Exercise goal:
Of the lines below, copy those that hold the word "Fakhroo".

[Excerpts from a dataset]
^^^^
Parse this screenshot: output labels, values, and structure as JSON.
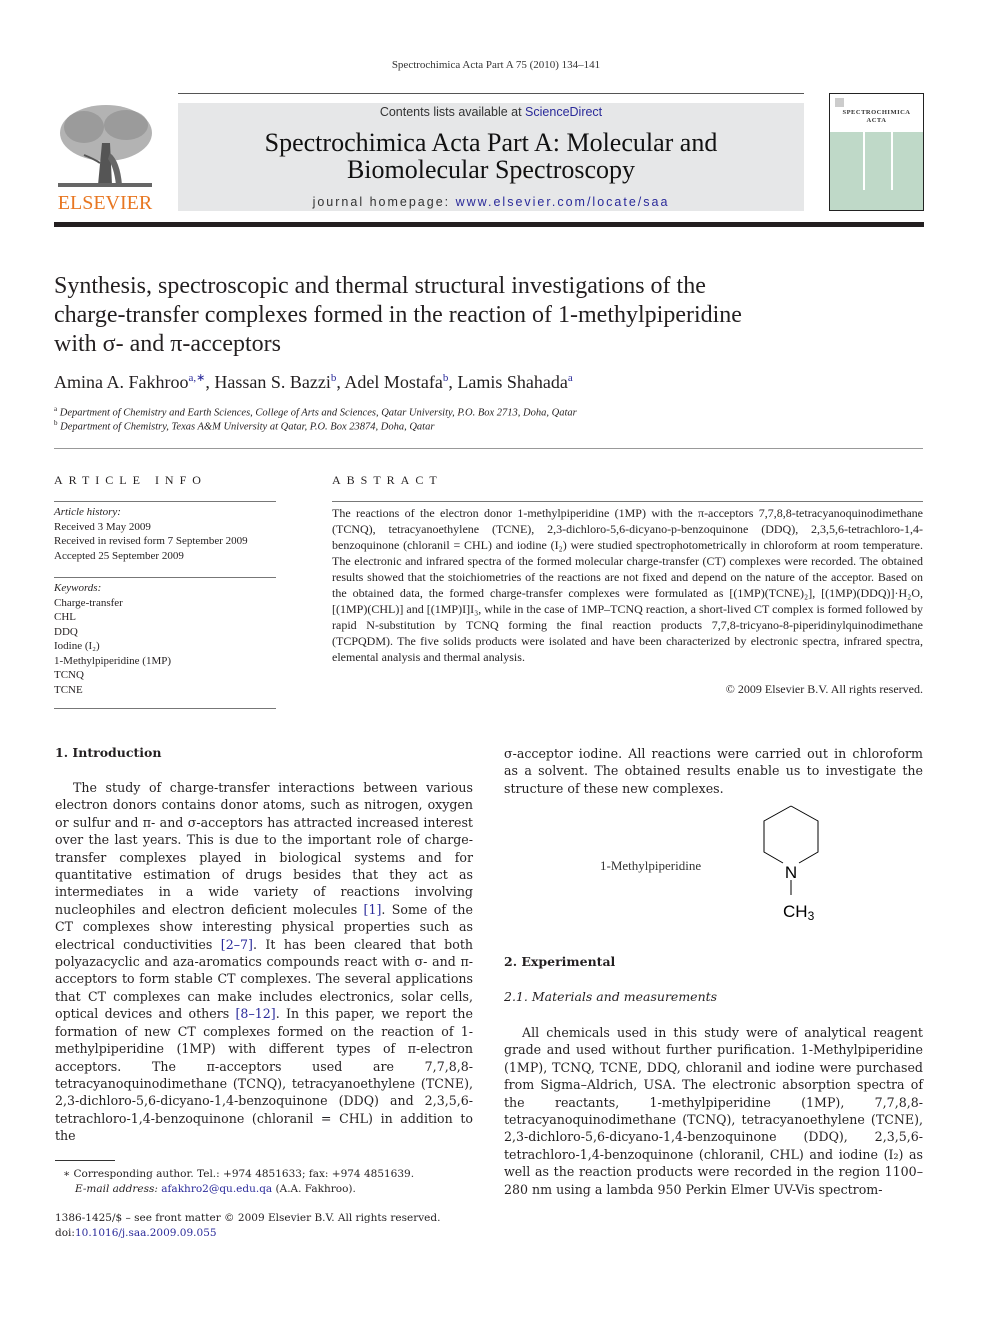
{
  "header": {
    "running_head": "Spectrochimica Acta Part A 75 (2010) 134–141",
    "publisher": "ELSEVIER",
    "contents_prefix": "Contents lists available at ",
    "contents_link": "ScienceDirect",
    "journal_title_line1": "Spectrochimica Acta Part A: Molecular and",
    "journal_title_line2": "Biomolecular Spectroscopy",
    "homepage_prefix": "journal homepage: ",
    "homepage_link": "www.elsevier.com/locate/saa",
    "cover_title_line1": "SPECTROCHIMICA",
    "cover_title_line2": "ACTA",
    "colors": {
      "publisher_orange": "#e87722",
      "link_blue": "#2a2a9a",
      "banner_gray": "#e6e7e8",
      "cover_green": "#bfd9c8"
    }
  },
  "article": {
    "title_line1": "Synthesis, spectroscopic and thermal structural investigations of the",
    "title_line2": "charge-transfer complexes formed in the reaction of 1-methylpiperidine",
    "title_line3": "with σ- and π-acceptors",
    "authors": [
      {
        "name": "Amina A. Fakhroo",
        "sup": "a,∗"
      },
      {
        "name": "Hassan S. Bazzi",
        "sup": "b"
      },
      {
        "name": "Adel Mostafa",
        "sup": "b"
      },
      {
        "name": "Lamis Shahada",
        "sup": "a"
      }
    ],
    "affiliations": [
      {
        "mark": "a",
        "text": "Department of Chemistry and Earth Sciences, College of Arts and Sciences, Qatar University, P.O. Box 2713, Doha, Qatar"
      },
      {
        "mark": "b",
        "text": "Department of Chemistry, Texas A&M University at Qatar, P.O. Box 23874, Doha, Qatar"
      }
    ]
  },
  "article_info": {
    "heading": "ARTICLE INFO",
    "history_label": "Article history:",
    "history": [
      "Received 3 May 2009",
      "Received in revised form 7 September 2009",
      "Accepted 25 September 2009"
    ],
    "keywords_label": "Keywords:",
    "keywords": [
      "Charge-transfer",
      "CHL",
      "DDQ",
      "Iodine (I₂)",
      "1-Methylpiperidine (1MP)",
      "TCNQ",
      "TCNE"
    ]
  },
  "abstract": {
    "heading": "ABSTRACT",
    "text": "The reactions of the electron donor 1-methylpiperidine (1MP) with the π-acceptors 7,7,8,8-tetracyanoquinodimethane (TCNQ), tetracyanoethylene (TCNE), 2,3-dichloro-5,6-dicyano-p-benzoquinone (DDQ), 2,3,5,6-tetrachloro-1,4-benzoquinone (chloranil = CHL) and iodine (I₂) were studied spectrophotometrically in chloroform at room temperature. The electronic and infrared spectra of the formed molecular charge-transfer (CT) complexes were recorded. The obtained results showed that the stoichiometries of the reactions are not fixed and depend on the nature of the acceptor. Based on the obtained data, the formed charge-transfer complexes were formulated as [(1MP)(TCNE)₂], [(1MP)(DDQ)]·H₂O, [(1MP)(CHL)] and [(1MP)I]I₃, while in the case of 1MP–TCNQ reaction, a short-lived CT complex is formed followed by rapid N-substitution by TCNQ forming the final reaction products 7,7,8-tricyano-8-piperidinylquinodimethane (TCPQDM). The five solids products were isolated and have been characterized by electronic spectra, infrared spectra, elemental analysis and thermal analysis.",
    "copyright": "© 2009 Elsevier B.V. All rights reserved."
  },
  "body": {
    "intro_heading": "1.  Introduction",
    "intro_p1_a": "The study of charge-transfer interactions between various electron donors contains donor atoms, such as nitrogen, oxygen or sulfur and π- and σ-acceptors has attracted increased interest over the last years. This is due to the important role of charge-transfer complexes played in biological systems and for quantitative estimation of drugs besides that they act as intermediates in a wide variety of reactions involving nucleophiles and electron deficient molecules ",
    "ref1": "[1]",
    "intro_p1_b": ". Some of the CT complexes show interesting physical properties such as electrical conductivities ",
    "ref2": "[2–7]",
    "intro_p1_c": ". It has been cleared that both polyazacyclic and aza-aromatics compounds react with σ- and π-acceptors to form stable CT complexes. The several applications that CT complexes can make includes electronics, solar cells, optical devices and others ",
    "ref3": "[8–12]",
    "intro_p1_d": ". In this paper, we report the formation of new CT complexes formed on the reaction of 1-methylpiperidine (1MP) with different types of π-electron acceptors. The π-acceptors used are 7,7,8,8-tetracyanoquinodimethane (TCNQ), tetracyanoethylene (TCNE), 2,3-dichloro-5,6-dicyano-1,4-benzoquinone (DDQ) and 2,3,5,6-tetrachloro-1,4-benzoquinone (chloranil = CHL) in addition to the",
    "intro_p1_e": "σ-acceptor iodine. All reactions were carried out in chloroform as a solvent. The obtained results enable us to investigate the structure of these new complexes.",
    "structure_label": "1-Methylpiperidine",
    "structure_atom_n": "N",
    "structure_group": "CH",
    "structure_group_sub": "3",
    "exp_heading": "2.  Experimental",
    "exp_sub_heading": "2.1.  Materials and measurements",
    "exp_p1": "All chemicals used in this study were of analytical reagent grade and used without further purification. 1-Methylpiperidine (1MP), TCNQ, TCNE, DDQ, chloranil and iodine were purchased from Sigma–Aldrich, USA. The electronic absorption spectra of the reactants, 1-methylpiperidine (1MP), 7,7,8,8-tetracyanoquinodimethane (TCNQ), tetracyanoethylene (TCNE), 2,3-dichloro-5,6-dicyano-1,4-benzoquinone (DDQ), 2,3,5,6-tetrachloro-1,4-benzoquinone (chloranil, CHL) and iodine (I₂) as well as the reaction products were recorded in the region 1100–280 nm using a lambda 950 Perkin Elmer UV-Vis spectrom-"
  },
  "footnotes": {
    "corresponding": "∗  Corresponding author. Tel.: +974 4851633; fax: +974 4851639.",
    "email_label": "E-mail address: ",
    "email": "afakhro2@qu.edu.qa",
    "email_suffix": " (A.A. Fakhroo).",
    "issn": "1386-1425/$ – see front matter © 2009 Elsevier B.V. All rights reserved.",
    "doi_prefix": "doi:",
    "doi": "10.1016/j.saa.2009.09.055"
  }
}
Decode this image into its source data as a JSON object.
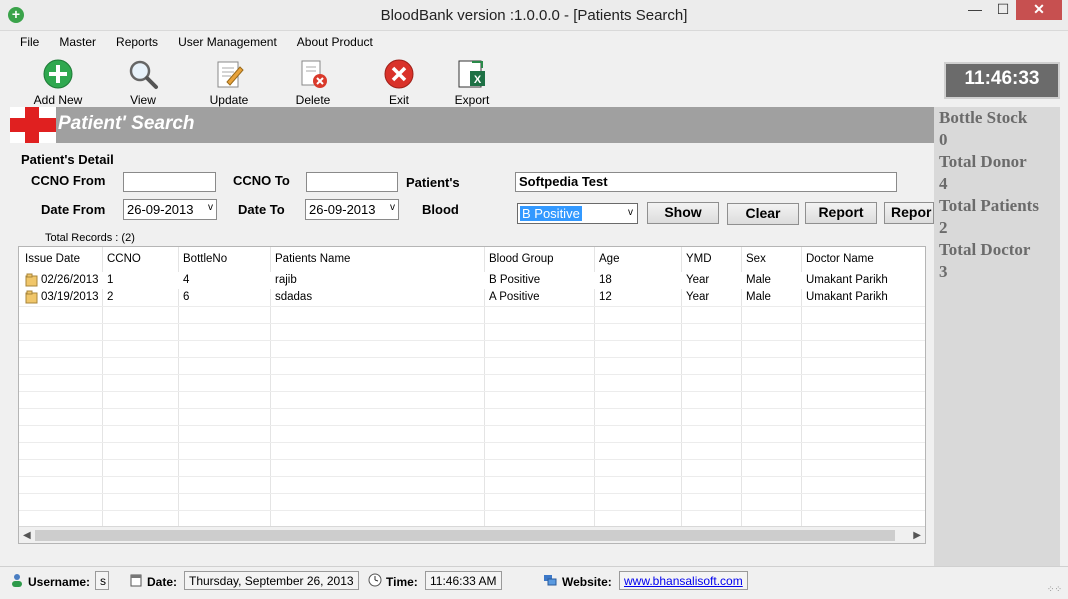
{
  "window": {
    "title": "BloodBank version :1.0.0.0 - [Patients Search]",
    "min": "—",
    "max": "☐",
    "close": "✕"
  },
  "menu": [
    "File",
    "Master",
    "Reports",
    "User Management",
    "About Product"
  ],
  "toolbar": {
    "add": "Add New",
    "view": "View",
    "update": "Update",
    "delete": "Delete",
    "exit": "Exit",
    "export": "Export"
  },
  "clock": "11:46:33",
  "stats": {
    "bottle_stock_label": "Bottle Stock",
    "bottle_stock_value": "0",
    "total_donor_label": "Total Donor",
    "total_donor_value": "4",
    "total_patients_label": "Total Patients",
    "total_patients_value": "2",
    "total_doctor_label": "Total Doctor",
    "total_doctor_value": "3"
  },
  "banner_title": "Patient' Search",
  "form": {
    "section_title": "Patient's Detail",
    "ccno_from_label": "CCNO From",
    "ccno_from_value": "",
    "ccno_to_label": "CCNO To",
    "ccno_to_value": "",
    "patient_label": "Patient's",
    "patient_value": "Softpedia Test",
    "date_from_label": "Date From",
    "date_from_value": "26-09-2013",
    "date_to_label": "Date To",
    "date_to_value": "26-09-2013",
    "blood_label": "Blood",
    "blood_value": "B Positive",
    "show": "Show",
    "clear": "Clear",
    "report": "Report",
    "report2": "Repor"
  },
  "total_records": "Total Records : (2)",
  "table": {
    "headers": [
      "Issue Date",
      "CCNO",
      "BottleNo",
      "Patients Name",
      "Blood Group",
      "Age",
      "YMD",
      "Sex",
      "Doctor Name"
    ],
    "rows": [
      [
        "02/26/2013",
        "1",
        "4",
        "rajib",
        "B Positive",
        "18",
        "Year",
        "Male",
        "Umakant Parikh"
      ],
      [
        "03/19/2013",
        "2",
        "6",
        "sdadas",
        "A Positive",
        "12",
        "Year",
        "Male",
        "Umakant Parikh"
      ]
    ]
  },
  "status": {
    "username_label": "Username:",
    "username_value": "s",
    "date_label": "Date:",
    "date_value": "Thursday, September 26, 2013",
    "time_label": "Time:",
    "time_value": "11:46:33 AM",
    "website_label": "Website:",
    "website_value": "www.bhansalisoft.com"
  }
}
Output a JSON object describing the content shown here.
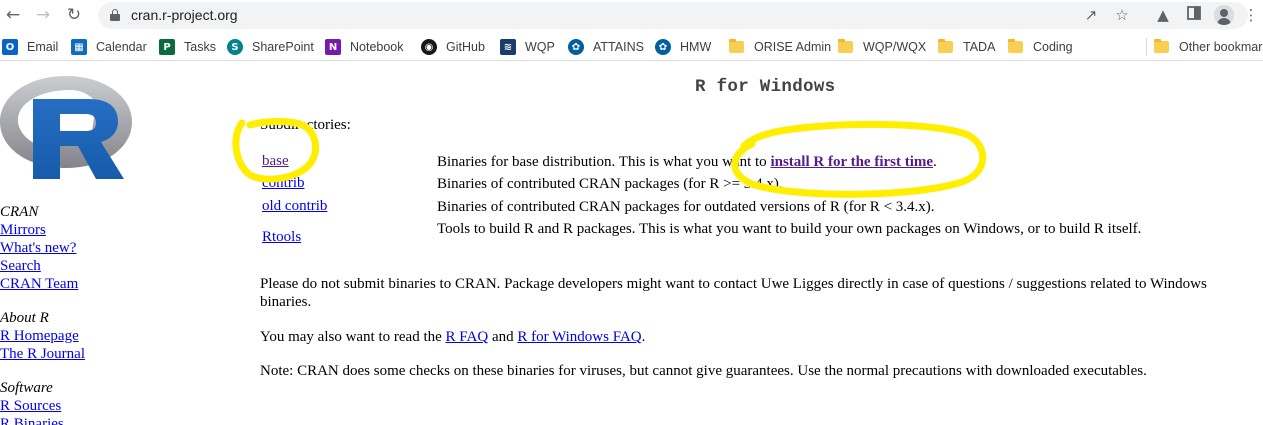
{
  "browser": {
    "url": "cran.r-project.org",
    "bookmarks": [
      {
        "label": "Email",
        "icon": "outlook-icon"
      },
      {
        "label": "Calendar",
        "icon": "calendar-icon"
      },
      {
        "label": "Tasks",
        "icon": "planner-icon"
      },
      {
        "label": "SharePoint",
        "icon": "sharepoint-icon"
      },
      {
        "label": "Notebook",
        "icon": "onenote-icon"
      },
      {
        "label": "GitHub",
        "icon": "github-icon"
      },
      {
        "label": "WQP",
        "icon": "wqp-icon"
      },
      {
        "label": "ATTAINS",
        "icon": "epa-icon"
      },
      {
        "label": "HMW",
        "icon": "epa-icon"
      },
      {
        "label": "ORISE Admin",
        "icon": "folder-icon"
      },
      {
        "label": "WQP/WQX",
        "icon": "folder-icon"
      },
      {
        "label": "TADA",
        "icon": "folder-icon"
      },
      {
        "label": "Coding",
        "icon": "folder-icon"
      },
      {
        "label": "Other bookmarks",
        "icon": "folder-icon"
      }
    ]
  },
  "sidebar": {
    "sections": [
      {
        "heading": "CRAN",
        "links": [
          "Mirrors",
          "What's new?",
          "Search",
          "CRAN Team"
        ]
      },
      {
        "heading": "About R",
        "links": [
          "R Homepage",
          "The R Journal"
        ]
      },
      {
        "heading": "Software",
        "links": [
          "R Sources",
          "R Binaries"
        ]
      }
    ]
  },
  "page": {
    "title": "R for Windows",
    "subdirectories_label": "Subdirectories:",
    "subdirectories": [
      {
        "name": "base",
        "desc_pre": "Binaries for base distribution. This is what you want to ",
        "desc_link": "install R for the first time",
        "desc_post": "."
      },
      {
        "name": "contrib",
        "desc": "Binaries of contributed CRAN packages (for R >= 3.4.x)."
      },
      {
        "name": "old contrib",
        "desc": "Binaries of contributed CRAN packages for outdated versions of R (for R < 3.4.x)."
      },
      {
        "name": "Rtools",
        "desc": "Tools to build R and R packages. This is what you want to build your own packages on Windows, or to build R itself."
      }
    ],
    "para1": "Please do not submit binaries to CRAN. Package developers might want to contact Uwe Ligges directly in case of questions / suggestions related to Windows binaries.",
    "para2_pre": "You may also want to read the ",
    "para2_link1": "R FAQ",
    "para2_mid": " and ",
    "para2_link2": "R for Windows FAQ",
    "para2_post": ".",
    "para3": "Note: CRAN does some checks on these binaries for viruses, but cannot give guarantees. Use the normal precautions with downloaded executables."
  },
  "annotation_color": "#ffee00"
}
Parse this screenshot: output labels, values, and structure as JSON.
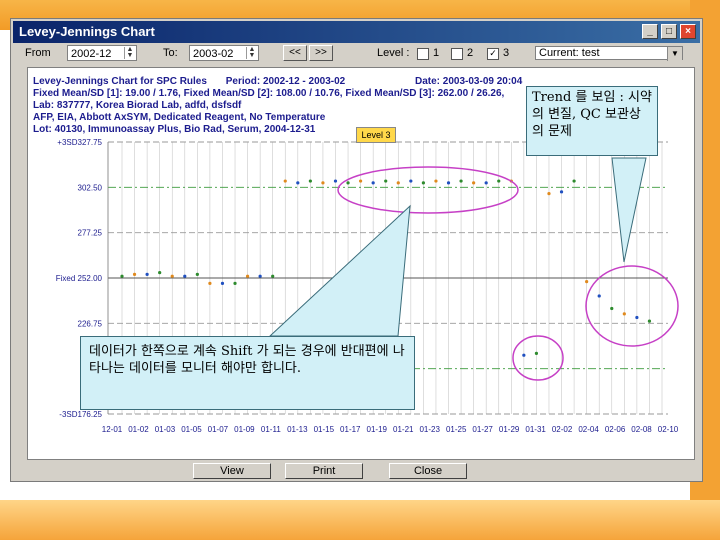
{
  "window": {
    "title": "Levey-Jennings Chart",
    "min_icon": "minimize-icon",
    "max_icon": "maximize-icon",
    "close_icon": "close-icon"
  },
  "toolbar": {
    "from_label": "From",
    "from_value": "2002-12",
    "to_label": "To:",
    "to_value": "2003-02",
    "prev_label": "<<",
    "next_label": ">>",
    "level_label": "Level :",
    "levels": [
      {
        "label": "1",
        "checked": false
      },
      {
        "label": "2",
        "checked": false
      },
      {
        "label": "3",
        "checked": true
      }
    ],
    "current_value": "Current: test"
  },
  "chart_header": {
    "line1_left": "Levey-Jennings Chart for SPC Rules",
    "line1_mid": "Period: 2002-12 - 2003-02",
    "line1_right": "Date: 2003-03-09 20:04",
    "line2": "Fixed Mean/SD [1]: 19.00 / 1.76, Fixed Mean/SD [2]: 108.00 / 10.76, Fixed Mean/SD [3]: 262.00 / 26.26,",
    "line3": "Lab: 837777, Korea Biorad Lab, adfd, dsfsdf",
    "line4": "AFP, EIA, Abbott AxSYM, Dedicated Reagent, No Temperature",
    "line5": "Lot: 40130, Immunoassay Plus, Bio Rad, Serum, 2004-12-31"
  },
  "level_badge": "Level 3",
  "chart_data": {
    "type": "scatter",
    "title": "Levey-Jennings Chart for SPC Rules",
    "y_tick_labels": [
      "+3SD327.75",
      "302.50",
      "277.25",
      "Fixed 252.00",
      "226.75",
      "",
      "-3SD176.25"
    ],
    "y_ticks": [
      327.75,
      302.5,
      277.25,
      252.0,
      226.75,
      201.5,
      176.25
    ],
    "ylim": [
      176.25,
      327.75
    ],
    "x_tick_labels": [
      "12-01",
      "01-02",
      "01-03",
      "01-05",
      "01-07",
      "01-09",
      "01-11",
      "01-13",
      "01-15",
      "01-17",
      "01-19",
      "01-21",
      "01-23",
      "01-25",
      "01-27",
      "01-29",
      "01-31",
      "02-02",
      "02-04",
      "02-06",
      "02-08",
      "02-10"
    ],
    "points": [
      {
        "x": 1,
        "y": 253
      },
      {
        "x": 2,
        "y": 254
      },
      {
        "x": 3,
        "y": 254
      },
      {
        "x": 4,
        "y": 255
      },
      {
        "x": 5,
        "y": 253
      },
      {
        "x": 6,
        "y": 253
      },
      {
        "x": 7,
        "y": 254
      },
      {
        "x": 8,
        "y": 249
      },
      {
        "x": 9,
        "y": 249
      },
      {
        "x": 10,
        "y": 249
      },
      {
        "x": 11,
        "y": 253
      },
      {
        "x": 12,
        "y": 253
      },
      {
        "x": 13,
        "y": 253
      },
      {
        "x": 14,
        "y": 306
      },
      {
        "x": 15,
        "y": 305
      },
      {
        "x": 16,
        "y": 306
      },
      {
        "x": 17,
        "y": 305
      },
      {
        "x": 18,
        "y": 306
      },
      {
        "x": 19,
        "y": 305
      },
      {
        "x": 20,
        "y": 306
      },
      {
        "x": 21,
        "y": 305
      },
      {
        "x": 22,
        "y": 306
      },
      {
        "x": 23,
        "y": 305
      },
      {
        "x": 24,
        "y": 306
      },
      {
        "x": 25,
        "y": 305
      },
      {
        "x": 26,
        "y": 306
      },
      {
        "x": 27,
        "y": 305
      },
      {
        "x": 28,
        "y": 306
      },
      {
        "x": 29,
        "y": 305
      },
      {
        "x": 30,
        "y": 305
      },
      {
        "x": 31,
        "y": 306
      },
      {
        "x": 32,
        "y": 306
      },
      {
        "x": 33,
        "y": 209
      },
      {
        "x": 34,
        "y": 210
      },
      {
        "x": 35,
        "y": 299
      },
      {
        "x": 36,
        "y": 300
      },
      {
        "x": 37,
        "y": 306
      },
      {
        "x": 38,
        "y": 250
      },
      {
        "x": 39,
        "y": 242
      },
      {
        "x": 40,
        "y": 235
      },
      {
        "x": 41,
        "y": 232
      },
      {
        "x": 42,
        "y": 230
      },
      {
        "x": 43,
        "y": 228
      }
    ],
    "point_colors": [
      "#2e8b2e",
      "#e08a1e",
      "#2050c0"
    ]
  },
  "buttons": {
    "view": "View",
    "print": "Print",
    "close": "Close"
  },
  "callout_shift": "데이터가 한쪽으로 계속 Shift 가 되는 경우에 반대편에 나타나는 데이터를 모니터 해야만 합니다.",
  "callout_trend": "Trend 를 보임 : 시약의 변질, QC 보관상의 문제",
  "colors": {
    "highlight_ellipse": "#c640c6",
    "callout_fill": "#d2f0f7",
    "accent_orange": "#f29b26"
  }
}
^^^^
Written answer:
        "name": "Amina A. Fakhroo",
    "email_suffix": " (A.A. Fakhroo).",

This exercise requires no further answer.